ARTIKEL →
★ ★ ★ ★ ★ ★ ★
Wenn eine Lady schreibt
Am 16. Dezember 1775 – vor 250 Jahren – wird im Pfarrhaus des englischen Ortes Steventon Jane Austen geboren. Sie gilt als eine der größten englischsprachigen Autorinnen; einige ihrer Werke haben den Rang von Klassikern.
Jane Austen wächst in Steventon, Grafschaft Hampshire, als siebtes von acht Kindern eines Pfarrers auf. Ihre Eltern William George und Cassandra fördern nicht zuletzt dank einer hauseigenen Bibliothek Bildung, Lesen und Schreiben – und schon früh schreibt Jane selbst kleine Geschichten, Theaterstücke und Parodien. Diese frühen Texte offenbaren bereits ihre ironische Haltung gegenüber den gängigen literarischen Formen und gesellschaftlichen Konventionen. Die Grundlage ist gelegt für ein schriftstellerisches Lebenswerk, das Humor, Ironie und moralische Tiefe auf einzigartige Weise verbinden wird.
★ ★ ★ ★ ★ ★ ★
DATEN →

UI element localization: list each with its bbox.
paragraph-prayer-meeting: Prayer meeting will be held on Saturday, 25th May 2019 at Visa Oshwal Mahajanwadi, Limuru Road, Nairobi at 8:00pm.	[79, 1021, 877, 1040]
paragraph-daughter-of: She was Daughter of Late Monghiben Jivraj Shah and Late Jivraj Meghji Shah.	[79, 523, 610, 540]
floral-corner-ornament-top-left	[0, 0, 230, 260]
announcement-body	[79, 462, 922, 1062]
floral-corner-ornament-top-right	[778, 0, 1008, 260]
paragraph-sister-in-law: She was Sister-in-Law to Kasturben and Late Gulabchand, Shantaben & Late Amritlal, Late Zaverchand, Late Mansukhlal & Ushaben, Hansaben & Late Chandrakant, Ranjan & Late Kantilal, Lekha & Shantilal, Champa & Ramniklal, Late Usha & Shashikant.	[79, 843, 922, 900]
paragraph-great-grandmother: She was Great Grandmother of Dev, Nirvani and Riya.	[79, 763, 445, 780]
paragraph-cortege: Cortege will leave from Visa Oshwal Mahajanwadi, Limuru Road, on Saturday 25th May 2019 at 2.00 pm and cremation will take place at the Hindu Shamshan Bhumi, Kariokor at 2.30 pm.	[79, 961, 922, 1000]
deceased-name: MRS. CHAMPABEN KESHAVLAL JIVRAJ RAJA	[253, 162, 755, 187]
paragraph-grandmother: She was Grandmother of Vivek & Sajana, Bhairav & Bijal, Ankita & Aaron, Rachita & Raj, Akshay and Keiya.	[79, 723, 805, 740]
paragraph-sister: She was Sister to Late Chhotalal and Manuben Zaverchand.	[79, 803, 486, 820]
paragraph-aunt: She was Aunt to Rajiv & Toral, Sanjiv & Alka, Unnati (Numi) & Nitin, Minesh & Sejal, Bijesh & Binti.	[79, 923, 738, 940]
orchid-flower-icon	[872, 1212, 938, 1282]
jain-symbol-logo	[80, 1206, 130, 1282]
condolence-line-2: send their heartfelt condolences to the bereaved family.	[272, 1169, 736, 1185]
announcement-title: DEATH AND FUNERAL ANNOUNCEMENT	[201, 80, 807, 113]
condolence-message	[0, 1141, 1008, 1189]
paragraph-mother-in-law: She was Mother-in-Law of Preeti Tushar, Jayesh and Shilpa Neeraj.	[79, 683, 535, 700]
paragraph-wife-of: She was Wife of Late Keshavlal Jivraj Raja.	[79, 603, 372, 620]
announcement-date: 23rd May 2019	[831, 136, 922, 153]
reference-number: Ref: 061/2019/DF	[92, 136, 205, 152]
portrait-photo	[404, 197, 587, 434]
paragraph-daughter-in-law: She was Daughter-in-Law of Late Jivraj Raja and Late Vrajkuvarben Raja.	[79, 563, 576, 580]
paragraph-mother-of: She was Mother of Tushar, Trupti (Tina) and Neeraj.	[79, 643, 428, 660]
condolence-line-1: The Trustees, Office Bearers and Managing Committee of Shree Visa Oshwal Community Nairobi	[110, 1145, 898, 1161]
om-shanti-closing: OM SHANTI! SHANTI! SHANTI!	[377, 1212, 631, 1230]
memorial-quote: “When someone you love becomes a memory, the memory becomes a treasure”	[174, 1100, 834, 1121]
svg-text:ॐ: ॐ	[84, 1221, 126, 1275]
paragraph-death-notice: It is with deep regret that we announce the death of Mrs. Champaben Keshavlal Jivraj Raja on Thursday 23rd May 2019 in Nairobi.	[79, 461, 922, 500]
★ ★ ★ ★ ★ ★ ★
AUFGABEN →
[1] Welche Arten von Texten schreibt Jane Austen laut dem Artikel über Jane Austen schon früh selbst? Nenne alle.
[2] In welcher Grafschaft liegt Steventon nach dem Artikel über Jane Austen?
[3] Kopiere aus dem Artikel über Jane Austen den Abschnitt von „Jane Austen wächst“ bis „Weise verbinden wird.“ wortgetreu.

LÖSUNGEN →
[1] Kleine Geschichten, Theaterstücke und Parodien.

[2] In der Grafschaft Hampshire.

[3]
Jane Austen wächst in Steventon, Grafschaft Hampshire, als siebtes von acht Kindern eines Pfarrers auf. Ihre Eltern William George und Cassandra fördern nicht zuletzt dank einer hauseigenen Bibliothek Bildung, Lesen und Schreiben – und schon früh schreibt Jane selbst kleine Geschichten, Theaterstücke und Parodien. Diese frühen Texte offenbaren bereits ihre ironische Haltung gegenüber den gängigen literarischen Formen und gesellschaftlichen Konventionen. Die Grundlage ist gelegt für ein schriftstellerisches Lebenswerk, das Humor, Ironie und moralische Tiefe auf einzigartige Weise verbinden wird.